▶ TASK TO COMPLETE
Reproduce every entry that follows word for word, but omit the images.

▶ Data records

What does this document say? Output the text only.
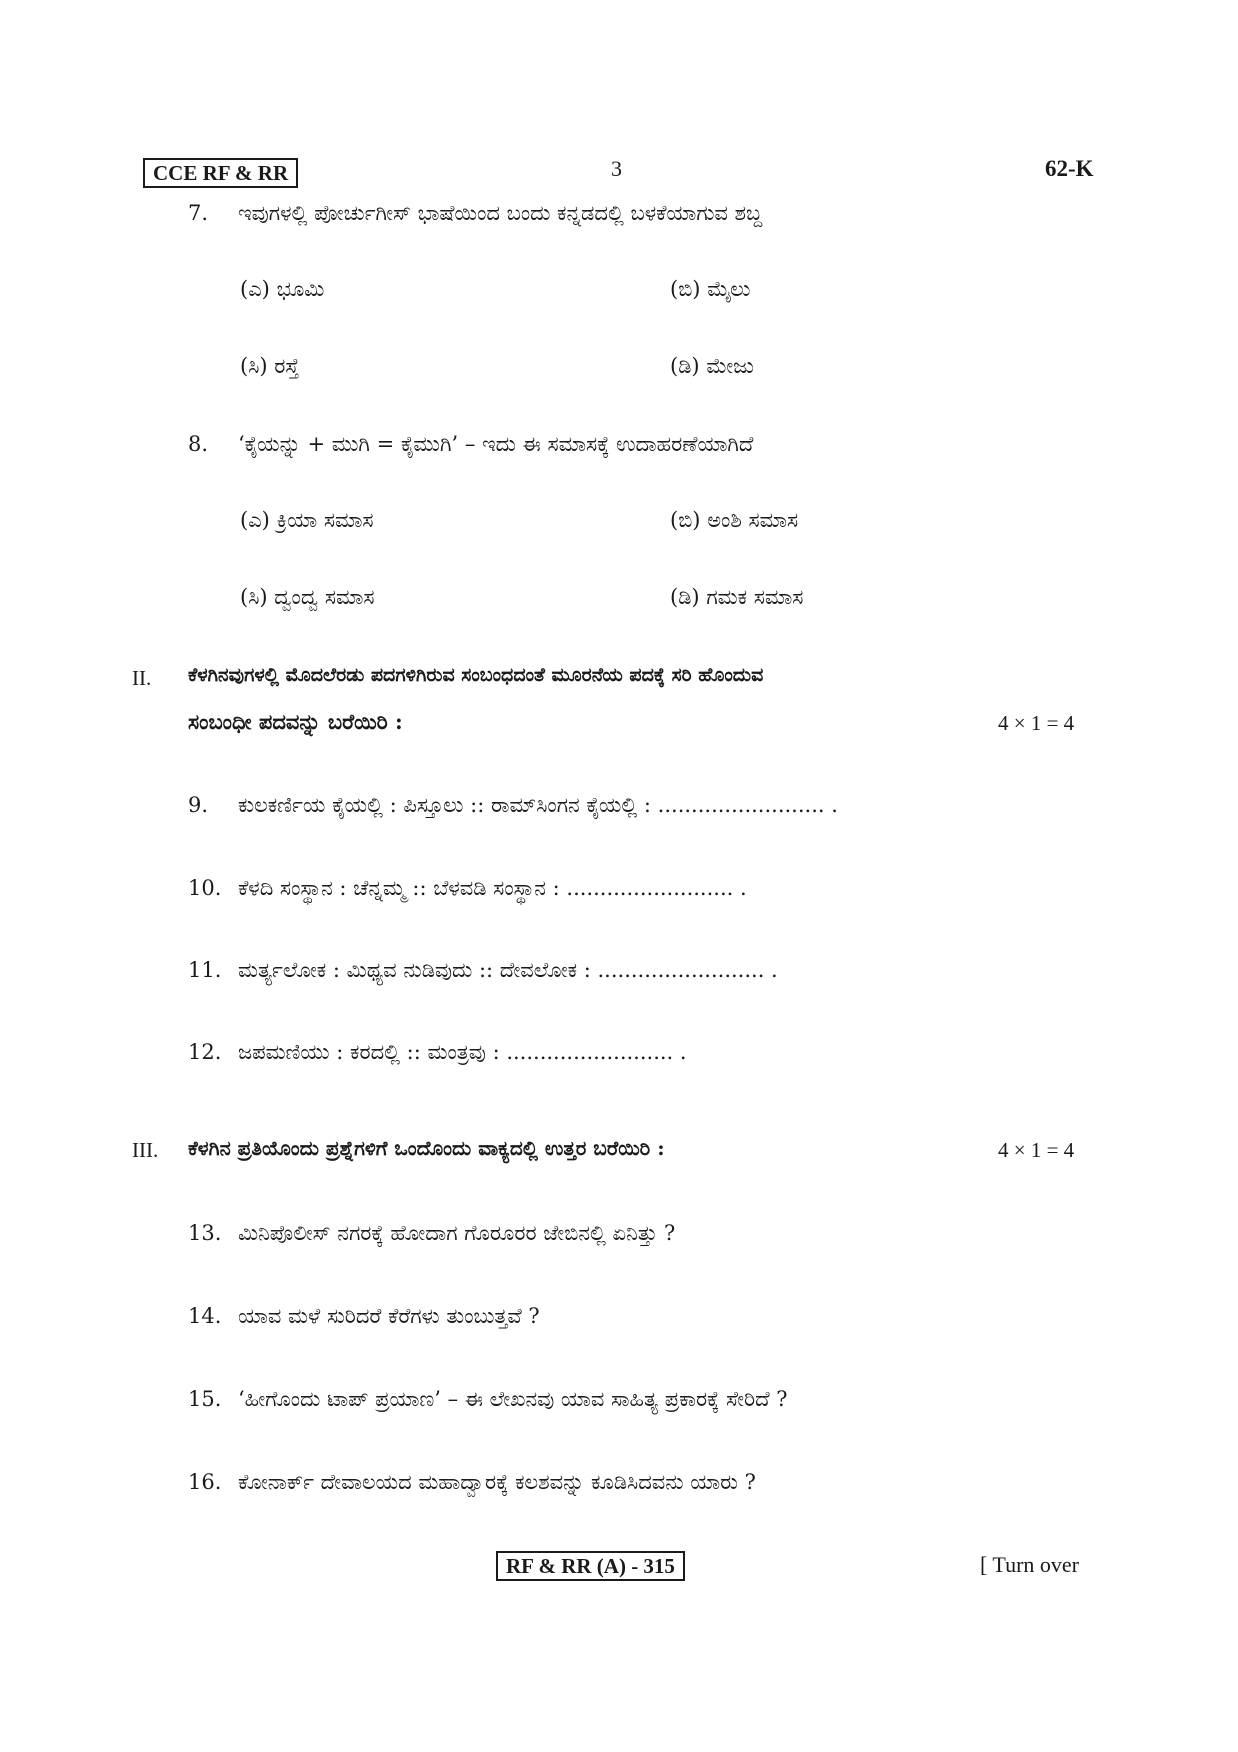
CCE RF & RR	3	62-K
7. ಇವುಗಳಲ್ಲಿ ಪೋರ್ಚುಗೀಸ್ ಭಾಷೆಯಿಂದ ಬಂದು ಕನ್ನಡದಲ್ಲಿ ಬಳಕೆಯಾಗುವ ಶಬ್ದ
(ಎ) ಭೂಮಿ	(ಬಿ) ಮೈಲು
(ಸಿ) ರಸ್ತೆ	(ಡಿ) ಮೇಜು
8. ‘ಕೈಯನ್ನು + ಮುಗಿ = ಕೈಮುಗಿ’ – ಇದು ಈ ಸಮಾಸಕ್ಕೆ ಉದಾಹರಣೆಯಾಗಿದೆ
(ಎ) ಕ್ರಿಯಾ ಸಮಾಸ	(ಬಿ) ಅಂಶಿ ಸಮಾಸ
(ಸಿ) ದ್ವಂದ್ವ ಸಮಾಸ	(ಡಿ) ಗಮಕ ಸಮಾಸ
II. ಕೆಳಗಿನವುಗಳಲ್ಲಿ ಮೊದಲೆರಡು ಪದಗಳಿಗಿರುವ ಸಂಬಂಧದಂತೆ ಮೂರನೆಯ ಪದಕ್ಕೆ ಸರಿ ಹೊಂದುವ
ಸಂಬಂಧೀ ಪದವನ್ನು ಬರೆಯಿರಿ :	4 × 1 = 4
9. ಕುಲಕರ್ಣಿಯ ಕೈಯಲ್ಲಿ : ಪಿಸ್ತೂಲು :: ರಾಮ್‌ಸಿಂಗನ ಕೈಯಲ್ಲಿ : ......................... .
10. ಕೆಳದಿ ಸಂಸ್ಥಾನ : ಚೆನ್ನಮ್ಮ :: ಬೆಳವಡಿ ಸಂಸ್ಥಾನ : ......................... .
11. ಮರ್ತ್ಯಲೋಕ : ಮಿಥ್ಯವ ನುಡಿವುದು :: ದೇವಲೋಕ : ......................... .
12. ಜಪಮಣಿಯು : ಕರದಲ್ಲಿ :: ಮಂತ್ರವು : ......................... .
III. ಕೆಳಗಿನ ಪ್ರತಿಯೊಂದು ಪ್ರಶ್ನೆಗಳಿಗೆ ಒಂದೊಂದು ವಾಕ್ಯದಲ್ಲಿ ಉತ್ತರ ಬರೆಯಿರಿ :	4 × 1 = 4
13. ಮಿನಿಪೊಲೀಸ್ ನಗರಕ್ಕೆ ಹೋದಾಗ ಗೊರೂರರ ಜೇಬಿನಲ್ಲಿ ಏನಿತ್ತು ?
14. ಯಾವ ಮಳೆ ಸುರಿದರೆ ಕೆರೆಗಳು ತುಂಬುತ್ತವೆ ?
15. ‘ಹೀಗೊಂದು ಟಾಪ್ ಪ್ರಯಾಣ’ – ಈ ಲೇಖನವು ಯಾವ ಸಾಹಿತ್ಯ ಪ್ರಕಾರಕ್ಕೆ ಸೇರಿದೆ ?
16. ಕೋನಾರ್ಕ್ ದೇವಾಲಯದ ಮಹಾದ್ವಾರಕ್ಕೆ ಕಲಶವನ್ನು ಕೂಡಿಸಿದವನು ಯಾರು ?
RF & RR (A) - 315	[ Turn over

▶ TASK RESPONSE
What does this document say? Output the text only.
CCE RF & RR	3	62-K
7. ಇವುಗಳಲ್ಲಿ ಪೋರ್ಚುಗೀಸ್ ಭಾಷೆಯಿಂದ ಬಂದು ಕನ್ನಡದಲ್ಲಿ ಬಳಕೆಯಾಗುವ ಶಬ್ದ
(ಎ) ಭೂಮಿ	(ಬಿ) ಮೈಲು
(ಸಿ) ರಸ್ತೆ	(ಡಿ) ಮೇಜು
8. ‘ಕೈಯನ್ನು + ಮುಗಿ = ಕೈಮುಗಿ’ – ಇದು ಈ ಸಮಾಸಕ್ಕೆ ಉದಾಹರಣೆಯಾಗಿದೆ
(ಎ) ಕ್ರಿಯಾ ಸಮಾಸ	(ಬಿ) ಅಂಶಿ ಸಮಾಸ
(ಸಿ) ದ್ವಂದ್ವ ಸಮಾಸ	(ಡಿ) ಗಮಕ ಸಮಾಸ
II. ಕೆಳಗಿನವುಗಳಲ್ಲಿ ಮೊದಲೆರಡು ಪದಗಳಿಗಿರುವ ಸಂಬಂಧದಂತೆ ಮೂರನೆಯ ಪದಕ್ಕೆ ಸರಿ ಹೊಂದುವ
ಸಂಬಂಧೀ ಪದವನ್ನು ಬರೆಯಿರಿ :	4 × 1 = 4
9. ಕುಲಕರ್ಣಿಯ ಕೈಯಲ್ಲಿ : ಪಿಸ್ತೂಲು :: ರಾಮ್‌ಸಿಂಗನ ಕೈಯಲ್ಲಿ : ......................... .
10. ಕೆಳದಿ ಸಂಸ್ಥಾನ : ಚೆನ್ನಮ್ಮ :: ಬೆಳವಡಿ ಸಂಸ್ಥಾನ : ......................... .
11. ಮರ್ತ್ಯಲೋಕ : ಮಿಥ್ಯವ ನುಡಿವುದು :: ದೇವಲೋಕ : ......................... .
12. ಜಪಮಣಿಯು : ಕರದಲ್ಲಿ :: ಮಂತ್ರವು : ......................... .
III. ಕೆಳಗಿನ ಪ್ರತಿಯೊಂದು ಪ್ರಶ್ನೆಗಳಿಗೆ ಒಂದೊಂದು ವಾಕ್ಯದಲ್ಲಿ ಉತ್ತರ ಬರೆಯಿರಿ :	4 × 1 = 4
13. ಮಿನಿಪೊಲೀಸ್ ನಗರಕ್ಕೆ ಹೋದಾಗ ಗೊರೂರರ ಜೇಬಿನಲ್ಲಿ ಏನಿತ್ತು ?
14. ಯಾವ ಮಳೆ ಸುರಿದರೆ ಕೆರೆಗಳು ತುಂಬುತ್ತವೆ ?
15. ‘ಹೀಗೊಂದು ಟಾಪ್ ಪ್ರಯಾಣ’ – ಈ ಲೇಖನವು ಯಾವ ಸಾಹಿತ್ಯ ಪ್ರಕಾರಕ್ಕೆ ಸೇರಿದೆ ?
16. ಕೋನಾರ್ಕ್ ದೇವಾಲಯದ ಮಹಾದ್ವಾರಕ್ಕೆ ಕಲಶವನ್ನು ಕೂಡಿಸಿದವನು ಯಾರು ?
RF & RR (A) - 315	[ Turn over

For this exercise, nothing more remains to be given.